Copy every line of the entries below without changing anything.

━━━━━ Data rows

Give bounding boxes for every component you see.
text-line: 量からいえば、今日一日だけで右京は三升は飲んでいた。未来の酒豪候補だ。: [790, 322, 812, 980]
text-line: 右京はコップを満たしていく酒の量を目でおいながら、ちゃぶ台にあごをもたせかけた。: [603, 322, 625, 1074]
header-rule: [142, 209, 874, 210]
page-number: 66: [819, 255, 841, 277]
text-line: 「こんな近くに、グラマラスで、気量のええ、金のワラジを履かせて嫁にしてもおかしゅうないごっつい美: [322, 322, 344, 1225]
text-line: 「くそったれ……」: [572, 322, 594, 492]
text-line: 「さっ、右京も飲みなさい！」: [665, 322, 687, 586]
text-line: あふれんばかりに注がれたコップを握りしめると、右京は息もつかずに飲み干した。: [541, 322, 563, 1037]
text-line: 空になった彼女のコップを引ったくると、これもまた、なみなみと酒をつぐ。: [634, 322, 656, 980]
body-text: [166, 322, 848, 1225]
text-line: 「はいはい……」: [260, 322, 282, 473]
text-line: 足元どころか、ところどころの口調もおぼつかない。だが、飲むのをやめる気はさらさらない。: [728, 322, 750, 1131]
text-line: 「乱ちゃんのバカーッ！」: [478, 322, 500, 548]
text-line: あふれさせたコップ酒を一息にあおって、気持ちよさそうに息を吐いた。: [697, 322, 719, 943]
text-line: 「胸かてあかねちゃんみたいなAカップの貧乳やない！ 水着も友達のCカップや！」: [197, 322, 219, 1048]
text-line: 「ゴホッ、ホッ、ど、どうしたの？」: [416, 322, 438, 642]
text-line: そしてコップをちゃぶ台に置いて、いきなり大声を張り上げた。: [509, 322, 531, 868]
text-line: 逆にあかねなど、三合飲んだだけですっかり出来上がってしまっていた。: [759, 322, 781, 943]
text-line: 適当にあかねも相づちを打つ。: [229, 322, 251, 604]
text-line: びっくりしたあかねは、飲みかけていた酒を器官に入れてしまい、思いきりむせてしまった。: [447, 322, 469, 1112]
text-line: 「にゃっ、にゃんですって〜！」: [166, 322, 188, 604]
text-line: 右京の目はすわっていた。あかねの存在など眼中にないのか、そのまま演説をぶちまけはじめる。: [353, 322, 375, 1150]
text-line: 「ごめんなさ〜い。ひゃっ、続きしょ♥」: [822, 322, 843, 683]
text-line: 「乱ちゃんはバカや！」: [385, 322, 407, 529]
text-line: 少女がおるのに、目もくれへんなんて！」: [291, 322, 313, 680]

━━━━━━━━━━

» **Written response**
Give bounding boxes for every component you see.
text-line: 量からいえば、今日一日だけで右京は三升は飲んでいた。未来の酒豪候補だ。: [790, 322, 812, 980]
text-line: 右京はコップを満たしていく酒の量を目でおいながら、ちゃぶ台にあごをもたせかけた。: [603, 322, 625, 1074]
header-rule: [142, 209, 874, 210]
page-number: 66: [819, 255, 841, 277]
text-line: 「こんな近くに、グラマラスで、気量のええ、金のワラジを履かせて嫁にしてもおかしゅうないごっつい美: [322, 322, 344, 1225]
text-line: 「くそったれ……」: [572, 322, 594, 492]
text-line: 「さっ、右京も飲みなさい！」: [665, 322, 687, 586]
text-line: あふれんばかりに注がれたコップを握りしめると、右京は息もつかずに飲み干した。: [541, 322, 563, 1037]
text-line: 空になった彼女のコップを引ったくると、これもまた、なみなみと酒をつぐ。: [634, 322, 656, 980]
body-text: [166, 322, 848, 1225]
text-line: 「はいはい……」: [260, 322, 282, 473]
text-line: 足元どころか、ところどころの口調もおぼつかない。だが、飲むのをやめる気はさらさらない。: [728, 322, 750, 1131]
text-line: 「乱ちゃんのバカーッ！」: [478, 322, 500, 548]
text-line: あふれさせたコップ酒を一息にあおって、気持ちよさそうに息を吐いた。: [697, 322, 719, 943]
text-line: 「胸かてあかねちゃんみたいなAカップの貧乳やない！ 水着も友達のCカップや！」: [197, 322, 219, 1048]
text-line: 「ゴホッ、ホッ、ど、どうしたの？」: [416, 322, 438, 642]
text-line: そしてコップをちゃぶ台に置いて、いきなり大声を張り上げた。: [509, 322, 531, 868]
text-line: 逆にあかねなど、三合飲んだだけですっかり出来上がってしまっていた。: [759, 322, 781, 943]
text-line: 適当にあかねも相づちを打つ。: [229, 322, 251, 604]
text-line: びっくりしたあかねは、飲みかけていた酒を器官に入れてしまい、思いきりむせてしまった。: [447, 322, 469, 1112]
text-line: 「にゃっ、にゃんですって〜！」: [166, 322, 188, 604]
text-line: 右京の目はすわっていた。あかねの存在など眼中にないのか、そのまま演説をぶちまけはじめる。: [353, 322, 375, 1150]
text-line: 「ごめんなさ〜い。ひゃっ、続きしょ♥」: [822, 322, 843, 683]
text-line: 「乱ちゃんはバカや！」: [385, 322, 407, 529]
text-line: 少女がおるのに、目もくれへんなんて！」: [291, 322, 313, 680]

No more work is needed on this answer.